DIRECTIONS: Using the records below, please work out how many lines contain "skewed"; answer with the number alone.
== MATERIAL SUPPLIED ==
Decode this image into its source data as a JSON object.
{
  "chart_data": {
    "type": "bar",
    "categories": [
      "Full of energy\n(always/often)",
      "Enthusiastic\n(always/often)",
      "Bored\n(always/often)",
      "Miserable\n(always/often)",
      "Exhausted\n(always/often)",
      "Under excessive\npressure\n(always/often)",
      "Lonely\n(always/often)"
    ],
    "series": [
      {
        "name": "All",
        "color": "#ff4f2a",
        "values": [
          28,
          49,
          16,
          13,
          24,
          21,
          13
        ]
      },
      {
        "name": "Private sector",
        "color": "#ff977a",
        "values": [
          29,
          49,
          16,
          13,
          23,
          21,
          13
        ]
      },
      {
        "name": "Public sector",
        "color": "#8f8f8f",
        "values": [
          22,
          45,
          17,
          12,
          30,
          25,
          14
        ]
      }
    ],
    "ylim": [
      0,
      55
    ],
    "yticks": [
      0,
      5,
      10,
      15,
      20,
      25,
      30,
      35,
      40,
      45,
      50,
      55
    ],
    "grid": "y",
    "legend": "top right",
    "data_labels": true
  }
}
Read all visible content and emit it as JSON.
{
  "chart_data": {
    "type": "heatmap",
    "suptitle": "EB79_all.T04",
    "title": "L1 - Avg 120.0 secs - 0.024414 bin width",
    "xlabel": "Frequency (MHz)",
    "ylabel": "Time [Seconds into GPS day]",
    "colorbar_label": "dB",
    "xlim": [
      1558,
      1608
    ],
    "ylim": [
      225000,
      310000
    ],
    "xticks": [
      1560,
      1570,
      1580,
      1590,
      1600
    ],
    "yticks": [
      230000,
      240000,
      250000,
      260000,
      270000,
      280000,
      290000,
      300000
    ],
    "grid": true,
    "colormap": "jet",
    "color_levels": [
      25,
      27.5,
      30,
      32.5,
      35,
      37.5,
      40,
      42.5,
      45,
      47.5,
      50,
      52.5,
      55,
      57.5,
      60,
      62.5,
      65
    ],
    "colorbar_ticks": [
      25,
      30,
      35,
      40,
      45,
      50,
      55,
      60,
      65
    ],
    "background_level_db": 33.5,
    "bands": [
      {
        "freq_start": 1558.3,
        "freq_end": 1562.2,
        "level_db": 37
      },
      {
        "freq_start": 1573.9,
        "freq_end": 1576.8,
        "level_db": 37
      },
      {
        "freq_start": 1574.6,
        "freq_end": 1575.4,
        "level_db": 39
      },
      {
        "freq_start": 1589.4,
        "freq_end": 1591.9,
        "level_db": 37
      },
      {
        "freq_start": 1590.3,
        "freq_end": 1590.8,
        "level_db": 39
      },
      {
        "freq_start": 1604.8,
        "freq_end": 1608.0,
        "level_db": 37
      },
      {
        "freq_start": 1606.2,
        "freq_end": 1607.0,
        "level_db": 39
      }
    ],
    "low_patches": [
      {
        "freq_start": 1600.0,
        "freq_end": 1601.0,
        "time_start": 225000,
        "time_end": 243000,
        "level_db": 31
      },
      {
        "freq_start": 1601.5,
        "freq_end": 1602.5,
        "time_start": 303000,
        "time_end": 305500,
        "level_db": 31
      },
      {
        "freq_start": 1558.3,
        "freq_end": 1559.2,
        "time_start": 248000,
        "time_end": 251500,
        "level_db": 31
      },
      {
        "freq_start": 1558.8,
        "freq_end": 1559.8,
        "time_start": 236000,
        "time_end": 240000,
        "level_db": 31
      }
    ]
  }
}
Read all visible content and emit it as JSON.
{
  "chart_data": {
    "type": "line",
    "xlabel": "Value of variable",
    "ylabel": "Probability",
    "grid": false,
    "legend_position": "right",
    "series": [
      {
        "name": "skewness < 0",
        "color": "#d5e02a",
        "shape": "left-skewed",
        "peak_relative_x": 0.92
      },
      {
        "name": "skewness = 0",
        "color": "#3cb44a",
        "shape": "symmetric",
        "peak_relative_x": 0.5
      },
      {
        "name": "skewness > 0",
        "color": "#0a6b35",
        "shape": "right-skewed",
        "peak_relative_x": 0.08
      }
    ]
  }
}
===
RESPONSE TO THE EXERCISE: 2